### EXERCISE DIRECTIONS
Reply with one number: the count of lines in the records below that hold "extracted".

Collected data entries
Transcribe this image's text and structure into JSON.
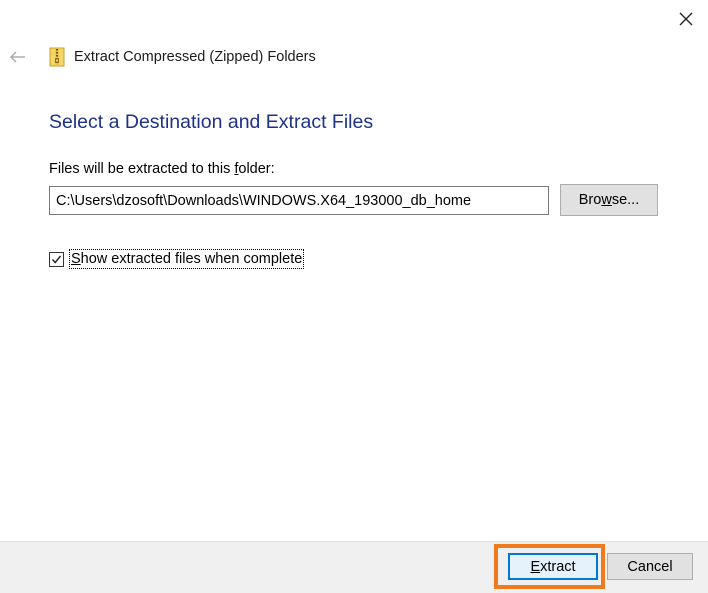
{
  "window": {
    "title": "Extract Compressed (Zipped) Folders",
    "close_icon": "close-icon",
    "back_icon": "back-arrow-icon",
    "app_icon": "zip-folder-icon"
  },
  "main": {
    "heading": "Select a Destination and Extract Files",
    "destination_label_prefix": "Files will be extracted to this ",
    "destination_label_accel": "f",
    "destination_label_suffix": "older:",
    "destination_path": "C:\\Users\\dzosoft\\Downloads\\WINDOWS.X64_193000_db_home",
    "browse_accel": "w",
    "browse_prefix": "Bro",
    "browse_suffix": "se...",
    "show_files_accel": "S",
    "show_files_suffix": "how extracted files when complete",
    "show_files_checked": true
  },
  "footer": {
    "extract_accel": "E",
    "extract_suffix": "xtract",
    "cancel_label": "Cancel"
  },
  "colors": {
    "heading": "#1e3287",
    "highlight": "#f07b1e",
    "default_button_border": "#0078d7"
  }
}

* * *

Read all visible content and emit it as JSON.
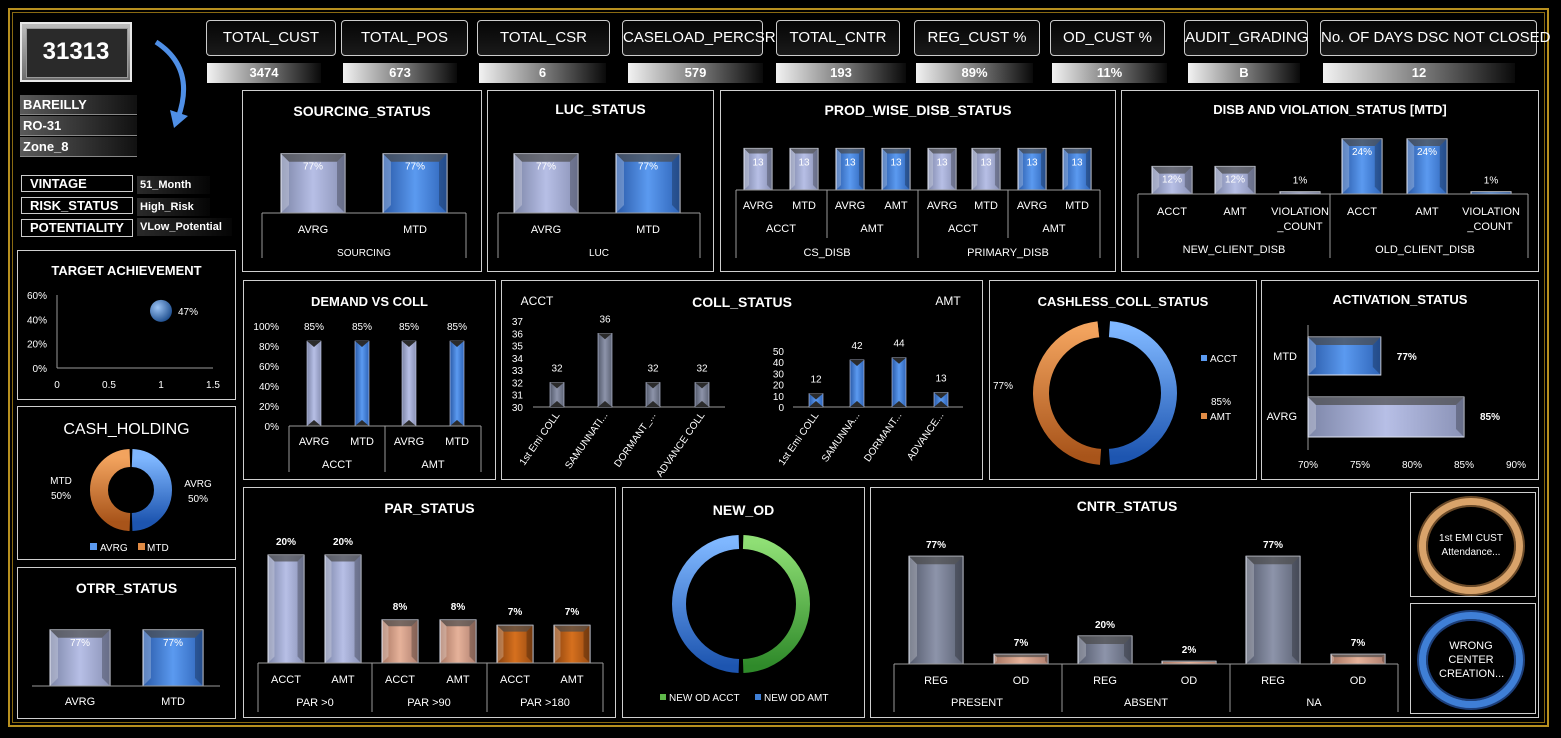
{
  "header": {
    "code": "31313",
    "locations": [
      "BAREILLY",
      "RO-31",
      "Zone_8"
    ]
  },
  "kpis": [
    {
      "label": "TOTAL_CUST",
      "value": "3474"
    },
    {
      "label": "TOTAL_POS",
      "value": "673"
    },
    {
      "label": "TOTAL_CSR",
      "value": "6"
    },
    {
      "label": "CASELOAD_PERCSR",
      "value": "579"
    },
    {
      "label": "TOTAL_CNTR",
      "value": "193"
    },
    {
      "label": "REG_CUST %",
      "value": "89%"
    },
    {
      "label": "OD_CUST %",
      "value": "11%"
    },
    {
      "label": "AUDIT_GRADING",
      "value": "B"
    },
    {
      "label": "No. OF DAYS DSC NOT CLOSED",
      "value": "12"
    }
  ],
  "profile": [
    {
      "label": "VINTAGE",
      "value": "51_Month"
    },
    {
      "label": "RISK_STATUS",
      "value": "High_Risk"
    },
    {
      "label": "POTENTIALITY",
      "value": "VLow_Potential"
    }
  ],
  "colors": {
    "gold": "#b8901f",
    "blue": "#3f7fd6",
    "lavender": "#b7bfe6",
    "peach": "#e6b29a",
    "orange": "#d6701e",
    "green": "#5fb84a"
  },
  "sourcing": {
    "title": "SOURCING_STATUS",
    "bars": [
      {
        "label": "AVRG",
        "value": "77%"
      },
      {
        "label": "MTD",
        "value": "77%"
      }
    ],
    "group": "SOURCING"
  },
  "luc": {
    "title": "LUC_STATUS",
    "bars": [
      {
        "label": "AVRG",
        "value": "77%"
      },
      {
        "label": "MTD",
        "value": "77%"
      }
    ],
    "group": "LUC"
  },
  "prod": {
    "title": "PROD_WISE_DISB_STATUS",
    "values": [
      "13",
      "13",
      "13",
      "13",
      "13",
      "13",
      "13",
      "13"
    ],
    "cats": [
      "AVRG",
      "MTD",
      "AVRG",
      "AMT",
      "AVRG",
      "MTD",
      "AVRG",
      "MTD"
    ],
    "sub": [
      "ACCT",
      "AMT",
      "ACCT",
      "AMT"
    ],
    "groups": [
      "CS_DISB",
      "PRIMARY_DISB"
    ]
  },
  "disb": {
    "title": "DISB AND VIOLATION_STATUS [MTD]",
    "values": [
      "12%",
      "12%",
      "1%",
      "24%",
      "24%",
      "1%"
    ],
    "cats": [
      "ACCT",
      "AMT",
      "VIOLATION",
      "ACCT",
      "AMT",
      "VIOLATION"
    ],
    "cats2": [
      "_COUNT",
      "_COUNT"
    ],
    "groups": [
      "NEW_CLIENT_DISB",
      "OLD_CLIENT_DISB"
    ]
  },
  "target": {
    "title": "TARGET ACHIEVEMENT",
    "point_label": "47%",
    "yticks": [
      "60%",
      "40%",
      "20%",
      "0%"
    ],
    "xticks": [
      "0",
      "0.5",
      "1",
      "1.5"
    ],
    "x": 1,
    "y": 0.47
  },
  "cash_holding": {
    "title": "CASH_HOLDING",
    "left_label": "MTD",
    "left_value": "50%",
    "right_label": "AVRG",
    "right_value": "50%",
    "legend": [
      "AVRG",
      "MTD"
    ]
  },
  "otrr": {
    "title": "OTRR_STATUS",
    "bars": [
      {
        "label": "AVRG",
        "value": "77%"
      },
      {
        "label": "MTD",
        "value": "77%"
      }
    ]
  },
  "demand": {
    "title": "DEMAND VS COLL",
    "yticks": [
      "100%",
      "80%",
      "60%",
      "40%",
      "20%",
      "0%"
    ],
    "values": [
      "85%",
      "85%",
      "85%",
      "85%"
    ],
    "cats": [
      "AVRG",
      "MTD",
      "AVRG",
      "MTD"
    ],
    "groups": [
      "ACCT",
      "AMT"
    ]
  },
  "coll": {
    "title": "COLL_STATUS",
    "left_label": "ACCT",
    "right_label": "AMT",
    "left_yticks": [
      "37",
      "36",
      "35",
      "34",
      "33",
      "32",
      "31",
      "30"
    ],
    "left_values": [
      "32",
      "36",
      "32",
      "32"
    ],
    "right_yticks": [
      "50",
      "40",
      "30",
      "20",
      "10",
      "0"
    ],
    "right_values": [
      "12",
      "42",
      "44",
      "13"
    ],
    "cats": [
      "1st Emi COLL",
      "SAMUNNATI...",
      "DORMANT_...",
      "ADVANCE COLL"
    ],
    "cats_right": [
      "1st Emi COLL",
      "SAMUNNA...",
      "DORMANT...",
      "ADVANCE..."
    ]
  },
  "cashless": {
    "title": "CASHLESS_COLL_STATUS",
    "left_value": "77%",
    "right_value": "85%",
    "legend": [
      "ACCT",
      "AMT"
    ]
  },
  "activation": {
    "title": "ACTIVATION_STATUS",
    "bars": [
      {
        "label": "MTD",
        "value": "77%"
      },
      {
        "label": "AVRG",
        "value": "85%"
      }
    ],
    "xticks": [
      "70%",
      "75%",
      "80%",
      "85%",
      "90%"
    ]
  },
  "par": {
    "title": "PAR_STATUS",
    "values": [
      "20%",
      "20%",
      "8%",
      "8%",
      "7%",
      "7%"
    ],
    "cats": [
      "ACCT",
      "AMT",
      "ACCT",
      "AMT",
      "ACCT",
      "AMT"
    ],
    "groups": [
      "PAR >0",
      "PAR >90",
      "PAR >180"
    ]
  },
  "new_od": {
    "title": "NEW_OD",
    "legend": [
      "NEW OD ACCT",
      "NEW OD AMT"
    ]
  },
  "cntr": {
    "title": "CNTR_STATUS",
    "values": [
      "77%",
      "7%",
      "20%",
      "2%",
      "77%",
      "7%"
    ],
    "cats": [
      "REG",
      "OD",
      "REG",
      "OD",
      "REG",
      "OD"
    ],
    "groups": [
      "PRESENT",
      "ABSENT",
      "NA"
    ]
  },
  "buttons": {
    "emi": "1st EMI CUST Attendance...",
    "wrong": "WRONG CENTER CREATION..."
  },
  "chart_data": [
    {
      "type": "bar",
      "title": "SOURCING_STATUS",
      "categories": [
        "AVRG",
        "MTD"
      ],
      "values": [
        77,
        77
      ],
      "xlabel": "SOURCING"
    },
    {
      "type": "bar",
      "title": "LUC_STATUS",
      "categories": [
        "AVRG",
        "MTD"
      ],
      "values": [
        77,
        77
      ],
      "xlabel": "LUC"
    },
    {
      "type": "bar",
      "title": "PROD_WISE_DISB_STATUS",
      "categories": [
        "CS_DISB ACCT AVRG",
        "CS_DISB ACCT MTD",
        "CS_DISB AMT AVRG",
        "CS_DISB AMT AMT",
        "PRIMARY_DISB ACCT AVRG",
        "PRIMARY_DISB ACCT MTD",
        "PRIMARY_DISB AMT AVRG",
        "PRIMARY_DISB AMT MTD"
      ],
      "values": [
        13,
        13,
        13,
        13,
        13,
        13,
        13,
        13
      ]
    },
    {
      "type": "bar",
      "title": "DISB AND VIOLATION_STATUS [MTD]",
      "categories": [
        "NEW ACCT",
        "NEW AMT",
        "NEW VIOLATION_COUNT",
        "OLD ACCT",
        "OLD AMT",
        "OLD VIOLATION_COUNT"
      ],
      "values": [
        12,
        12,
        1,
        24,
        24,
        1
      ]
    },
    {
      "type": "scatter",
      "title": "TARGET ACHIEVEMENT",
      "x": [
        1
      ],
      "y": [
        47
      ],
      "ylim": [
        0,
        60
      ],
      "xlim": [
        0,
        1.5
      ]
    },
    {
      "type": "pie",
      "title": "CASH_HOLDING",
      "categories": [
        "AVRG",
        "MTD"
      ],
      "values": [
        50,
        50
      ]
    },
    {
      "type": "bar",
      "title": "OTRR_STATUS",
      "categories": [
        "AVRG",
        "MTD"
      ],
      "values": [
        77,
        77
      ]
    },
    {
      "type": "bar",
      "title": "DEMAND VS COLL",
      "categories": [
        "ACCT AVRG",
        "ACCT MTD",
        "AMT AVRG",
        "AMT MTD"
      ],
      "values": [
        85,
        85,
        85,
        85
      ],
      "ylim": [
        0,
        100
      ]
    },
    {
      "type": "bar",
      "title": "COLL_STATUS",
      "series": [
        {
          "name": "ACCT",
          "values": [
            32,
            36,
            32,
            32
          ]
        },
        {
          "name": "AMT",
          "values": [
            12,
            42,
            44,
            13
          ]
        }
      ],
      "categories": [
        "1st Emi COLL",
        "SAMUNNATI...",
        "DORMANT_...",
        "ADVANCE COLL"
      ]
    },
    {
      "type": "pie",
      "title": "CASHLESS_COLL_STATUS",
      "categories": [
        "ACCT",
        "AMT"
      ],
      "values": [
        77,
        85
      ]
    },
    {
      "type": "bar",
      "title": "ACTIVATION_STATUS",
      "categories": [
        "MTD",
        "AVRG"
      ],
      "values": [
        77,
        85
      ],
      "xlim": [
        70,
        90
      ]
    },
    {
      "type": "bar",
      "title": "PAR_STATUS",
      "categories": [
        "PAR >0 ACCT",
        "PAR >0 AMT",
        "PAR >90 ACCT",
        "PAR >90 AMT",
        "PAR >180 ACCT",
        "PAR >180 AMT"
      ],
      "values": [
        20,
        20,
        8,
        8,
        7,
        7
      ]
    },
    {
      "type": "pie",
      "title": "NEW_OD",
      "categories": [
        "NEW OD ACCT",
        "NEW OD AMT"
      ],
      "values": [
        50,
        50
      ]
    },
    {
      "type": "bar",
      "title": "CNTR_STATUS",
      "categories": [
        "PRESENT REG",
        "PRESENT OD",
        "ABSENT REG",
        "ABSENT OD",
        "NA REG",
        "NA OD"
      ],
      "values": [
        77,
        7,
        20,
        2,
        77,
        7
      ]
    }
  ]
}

### FULL OUTPUT
2